* WORK REQUIRED *
Pull every line that holds the word "plan" from the entries.

* THE INPUT *
★ ★ ★ ★ ★

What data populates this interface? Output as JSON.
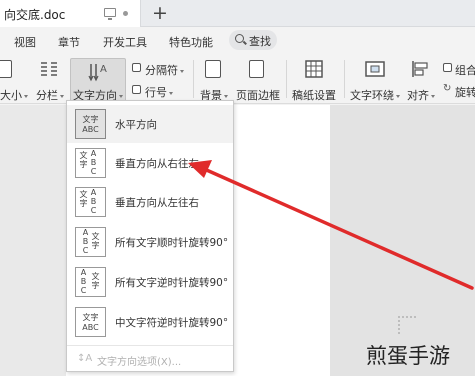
{
  "tab": {
    "title": "向交底.doc"
  },
  "menubar": {
    "items": [
      "视图",
      "章节",
      "开发工具",
      "特色功能"
    ],
    "search_label": "查找"
  },
  "ribbon": {
    "size_label": "大小",
    "columns_label": "分栏",
    "text_direction_label": "文字方向",
    "separator_label": "分隔符",
    "line_number_label": "行号",
    "background_label": "背景",
    "page_border_label": "页面边框",
    "manuscript_label": "稿纸设置",
    "text_wrap_label": "文字环绕",
    "align_label": "对齐",
    "group_label": "组合",
    "rotate_label": "旋转"
  },
  "dropdown": {
    "items": [
      {
        "label": "水平方向",
        "thumb": "文字ABC"
      },
      {
        "label": "垂直方向从右往左",
        "thumb": "ABC文字"
      },
      {
        "label": "垂直方向从左往右",
        "thumb": "文字ABC"
      },
      {
        "label": "所有文字顺时针旋转90°",
        "thumb": "ABC文字"
      },
      {
        "label": "所有文字逆时针旋转90°",
        "thumb": "ABC文字"
      },
      {
        "label": "中文字符逆时针旋转90°",
        "thumb": "文字ABC"
      }
    ],
    "footer_label": "文字方向选项(X)..."
  },
  "annotation": {
    "arrow_color": "#e02b2b"
  },
  "watermark": "煎蛋手游"
}
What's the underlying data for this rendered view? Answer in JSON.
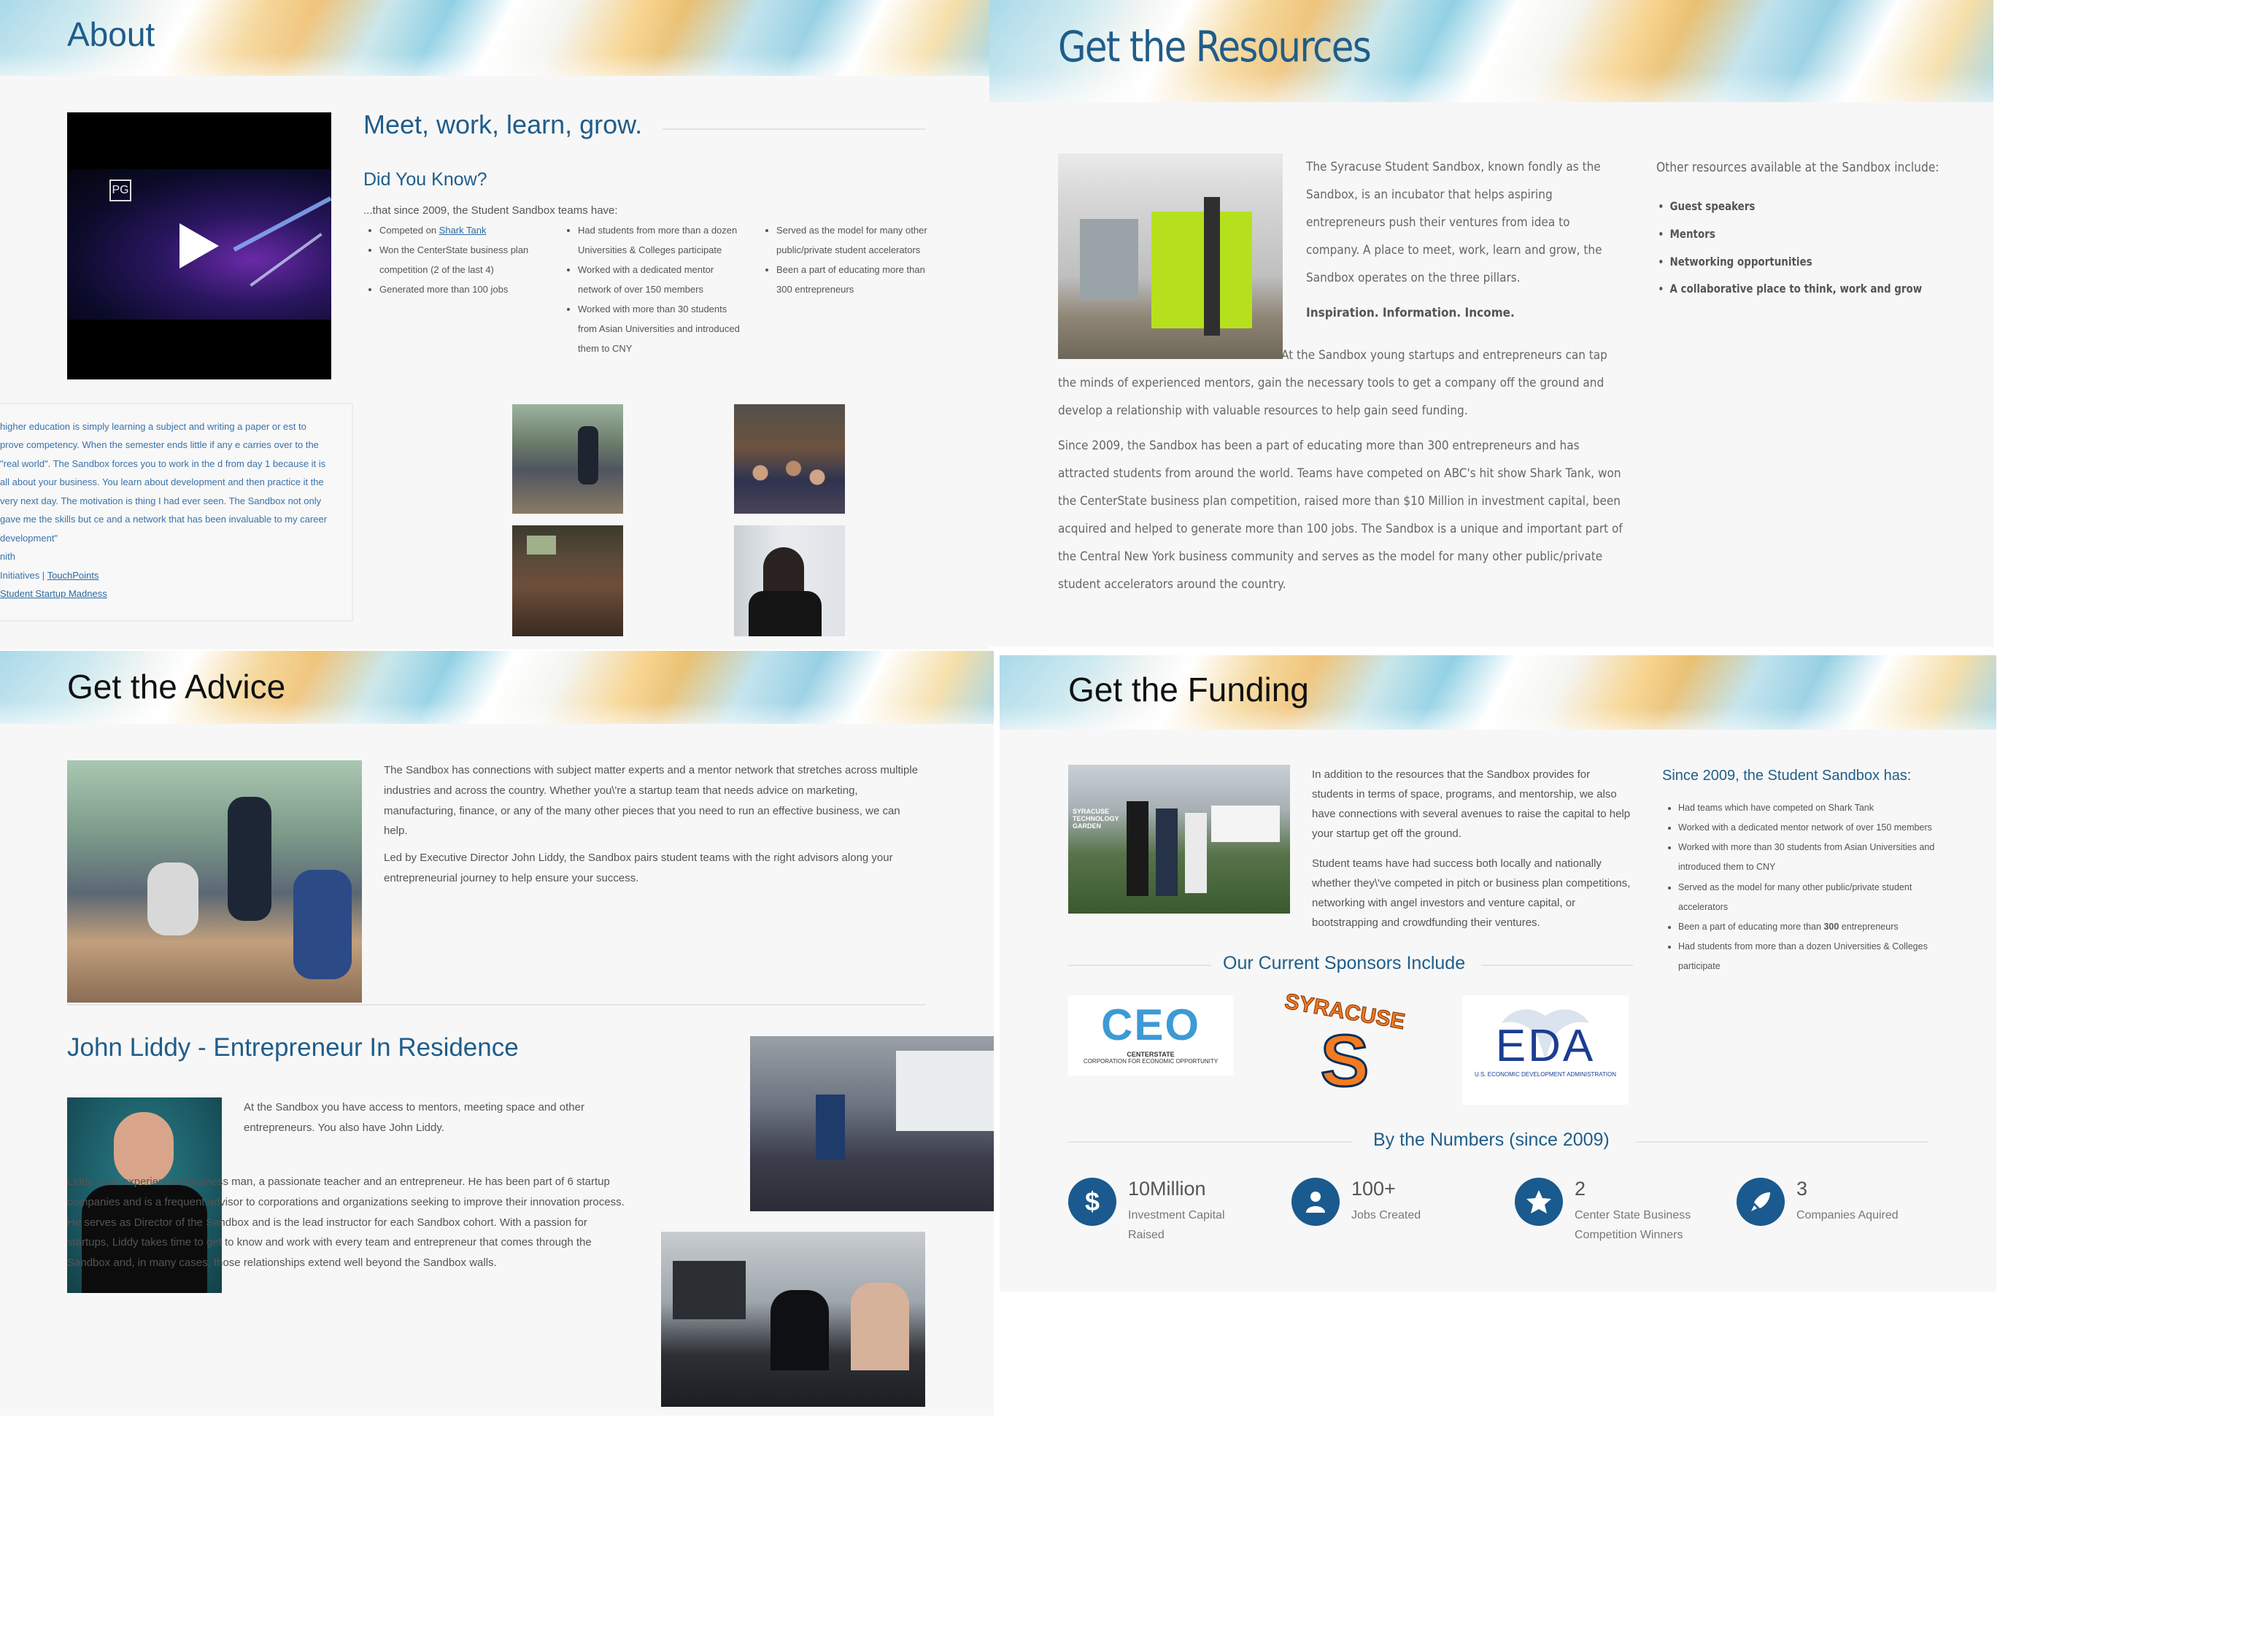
{
  "about": {
    "title": "About",
    "heading": "Meet, work, learn, grow.",
    "subheading": "Did You Know?",
    "intro": "...that since 2009, the Student Sandbox teams have:",
    "col1": {
      "item1_prefix": "Competed on ",
      "item1_link": "Shark Tank",
      "item2": "Won the CenterState business plan competition (2 of the last 4)",
      "item3": "Generated more than 100 jobs"
    },
    "col2": [
      "Had students from more than a dozen Universities & Colleges participate",
      "Worked with a dedicated mentor network of over 150 members",
      "Worked with more than 30 students from Asian Universities and introduced them to CNY"
    ],
    "col3": [
      "Served as the model for many other public/private student accelerators",
      "Been a part of educating more than 300 entrepreneurs"
    ],
    "video_badge": "PG",
    "quote": "higher education is simply learning a subject and writing a paper or est to prove competency. When the semester ends little if any e carries over to the \"real world\". The Sandbox forces you to work in the d from day 1 because it is all about your business. You learn about development and then practice it the very next day. The motivation is thing I had ever seen. The Sandbox not only gave me the skills but ce and a network that has been invaluable to my career development\"",
    "quote_author": "nith",
    "quote_links": {
      "prefix": "Initiatives | ",
      "link1": "TouchPoints",
      "link2": "Student Startup Madness"
    }
  },
  "resources": {
    "title": "Get the Resources",
    "p1": "The Syracuse Student Sandbox, known fondly as the Sandbox, is an incubator that helps aspiring entrepreneurs push their ventures from idea to company. A place to meet, work, learn and grow, the Sandbox operates on the three pillars.",
    "pillars": "Inspiration. Information. Income.",
    "p2": "At the Sandbox young startups and entrepreneurs can tap the minds of experienced mentors, gain the necessary tools to get a company off the ground and develop a relationship with valuable resources to help gain seed funding.",
    "p3": "Since 2009, the Sandbox has been a part of educating more than 300 entrepreneurs and has attracted students from around the world. Teams have competed on ABC's hit show Shark Tank, won the CenterState business plan competition, raised more than $10 Million in investment capital, been acquired and helped to generate more than 100 jobs. The Sandbox is a unique and important part of the Central New York business community and serves as the model for many other public/private student accelerators around the country.",
    "other_heading": "Other resources available at the Sandbox include:",
    "other_items": [
      "Guest speakers",
      "Mentors",
      "Networking opportunities",
      "A collaborative place to think, work and grow"
    ]
  },
  "advice": {
    "title": "Get the Advice",
    "p1": "The Sandbox has connections with subject matter experts and a mentor network that stretches across multiple industries and across the country. Whether you\\'re a startup team that needs advice on marketing, manufacturing, finance, or any of the many other pieces that you need to run an effective business, we can help.",
    "p2": "Led by Executive Director John Liddy, the Sandbox pairs student teams with the right advisors along your entrepreneurial journey to help ensure your success.",
    "eir_heading": "John Liddy - Entrepreneur In Residence",
    "eir_p1": "At the Sandbox you have access to mentors, meeting space and other entrepreneurs. You also have John Liddy.",
    "eir_p2": "Liddy is an experienced business man, a passionate teacher and an entrepreneur. He has been part of 6 startup companies and is a frequent advisor to corporations and organizations seeking to improve their innovation process. He serves as Director of the Sandbox and is the lead instructor for each Sandbox cohort. With a passion for startups, Liddy takes time to get to know and work with every team and entrepreneur that comes through the Sandbox and, in many cases, those relationships extend well beyond the Sandbox walls."
  },
  "funding": {
    "title": "Get the Funding",
    "p1": "In addition to the resources that the Sandbox provides for students in terms of space, programs, and mentorship, we also have connections with several avenues to raise the capital to help your startup get off the ground.",
    "p2": "Student teams have had success both locally and nationally whether they\\'ve competed in pitch or business plan competitions, networking with angel investors and venture capital, or bootstrapping and crowdfunding their ventures.",
    "since_heading": "Since 2009, the Student Sandbox has:",
    "since_items": [
      "Had teams which have competed on Shark Tank",
      "Worked with a dedicated mentor network of over 150 members",
      "Worked with more than 30 students from Asian Universities and introduced them to CNY",
      "Served as the model for many other public/private student accelerators"
    ],
    "since_item5_prefix": "Been a part of educating more than ",
    "since_item5_bold": "300",
    "since_item5_suffix": " entrepreneurs",
    "since_item6": "Had students from more than a dozen Universities & Colleges participate",
    "sponsors_heading": "Our Current Sponsors Include",
    "ceo_logo": "CEO",
    "ceo_sub1": "CENTERSTATE",
    "ceo_sub2": "CORPORATION FOR ECONOMIC OPPORTUNITY",
    "syracuse_logo": "SYRACUSE",
    "syracuse_s": "S",
    "eda_logo": "EDA",
    "eda_sub": "U.S. ECONOMIC DEVELOPMENT ADMINISTRATION",
    "numbers_heading": "By the Numbers (since 2009)",
    "stats": [
      {
        "value": "10Million",
        "label": "Investment Capital Raised",
        "icon": "$"
      },
      {
        "value": "100+",
        "label": "Jobs Created",
        "icon": "person"
      },
      {
        "value": "2",
        "label": "Center State Business Competition Winners",
        "icon": "star"
      },
      {
        "value": "3",
        "label": "Companies Aquired",
        "icon": "rocket"
      }
    ],
    "photo_sign": "SYRACUSE TECHNOLOGY GARDEN"
  },
  "colors": {
    "accent": "#1f5d8a",
    "stat_circle": "#1a5a8e",
    "lime": "#b6e01e"
  }
}
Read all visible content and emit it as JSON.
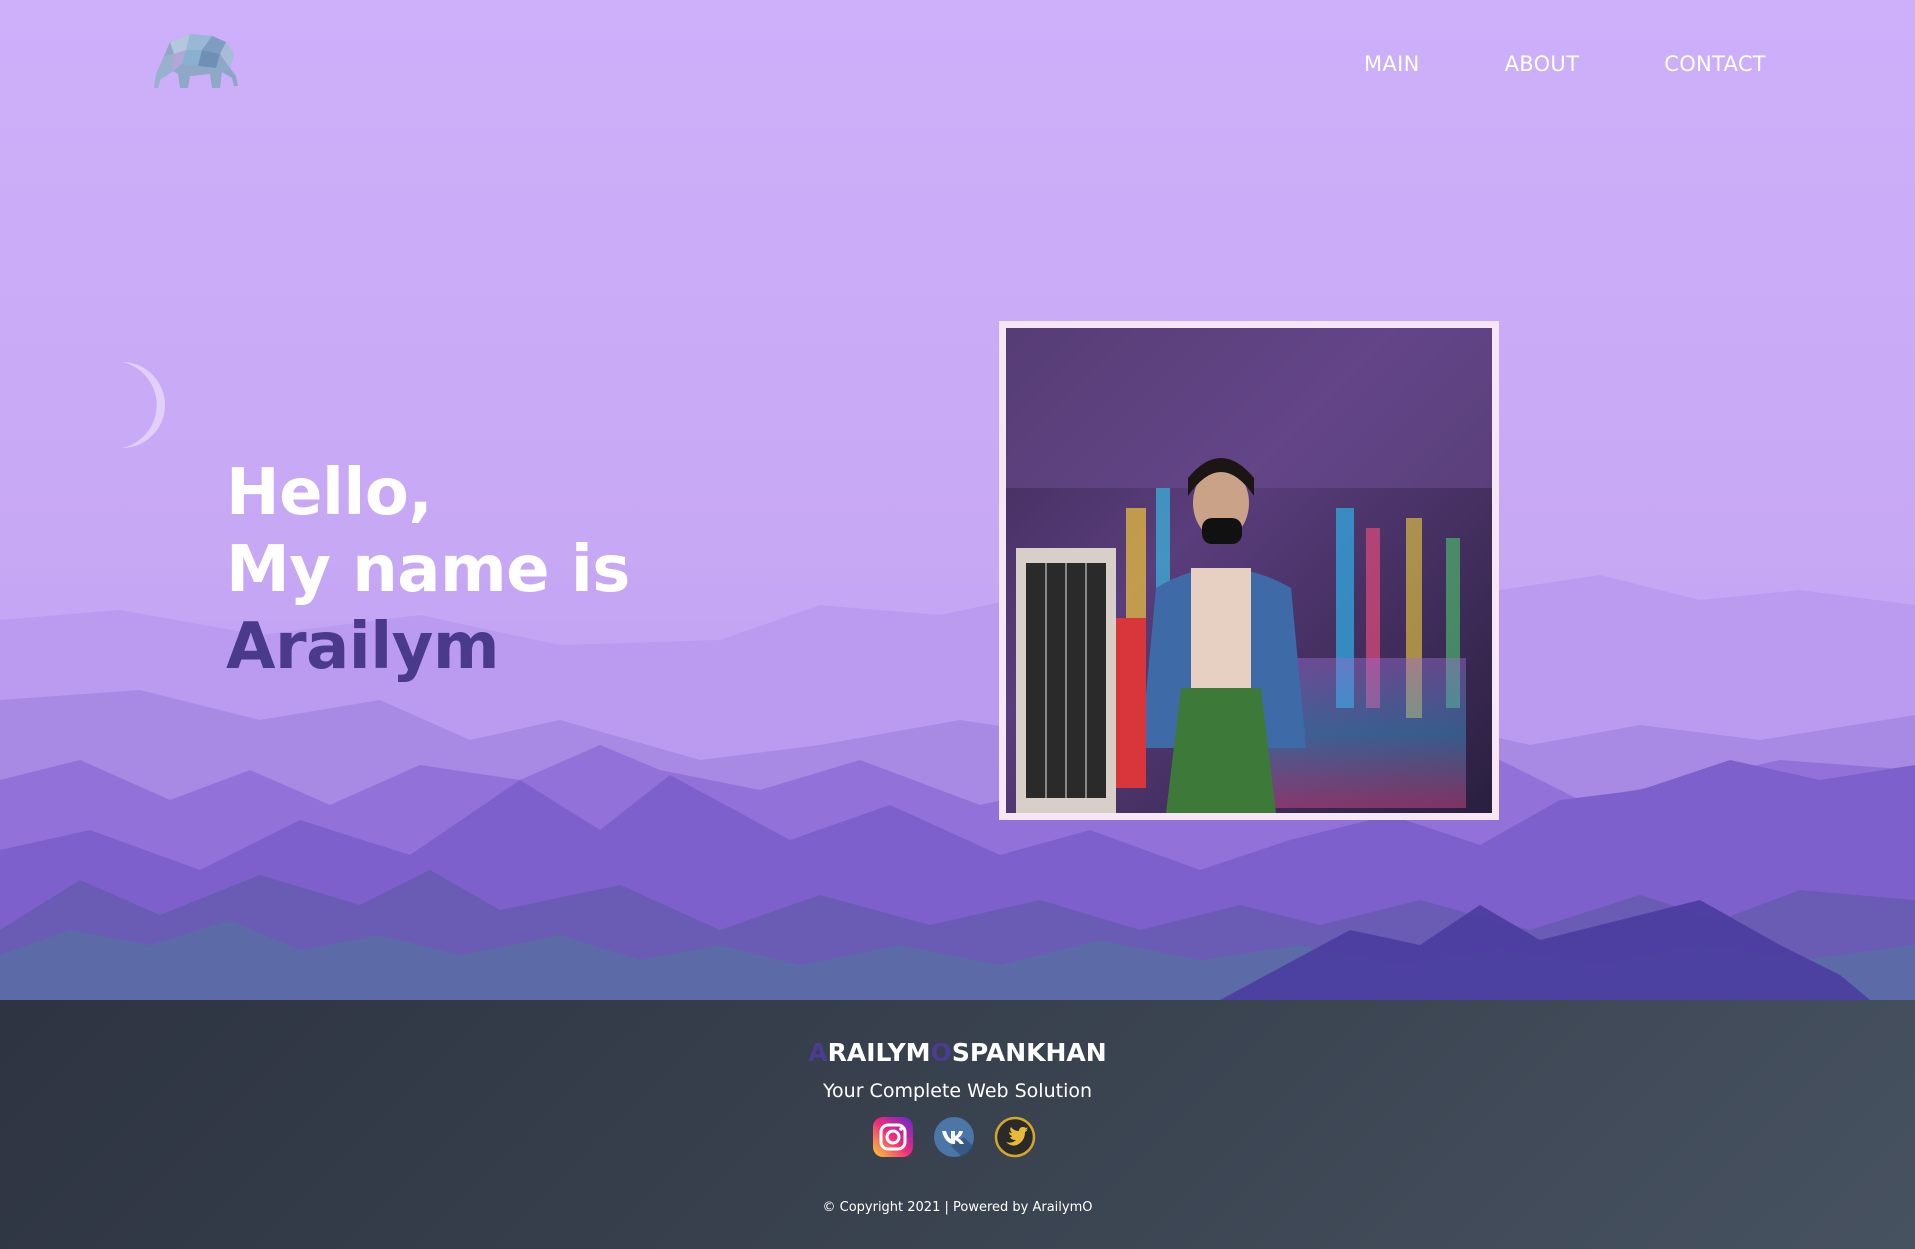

★ ★ ★ ★ ★

* ANSWER IN FULL *
      "item2": "Won the CenterState business plan competition (2 of the last 4)",
    "p3": "Since 2009, the Sandbox has been a part of educating more than 300 entrepreneurs and has attracted students from around the world. Teams have competed on ABC's hit show Shark Tank, won the CenterState business plan competition, raised more than $10 Million in investment capital, been acquired and helped to generate more than 100 jobs. The Sandbox is a unique and important part of the Central New York business community and serves as the model for many other public/private student accelerators around the country.",
    "p2": "Student teams have had success both locally and nationally whether they\\'ve competed in pitch or business plan competitions, networking with angel investors and venture capital, or bootstrapping and crowdfunding their ventures.",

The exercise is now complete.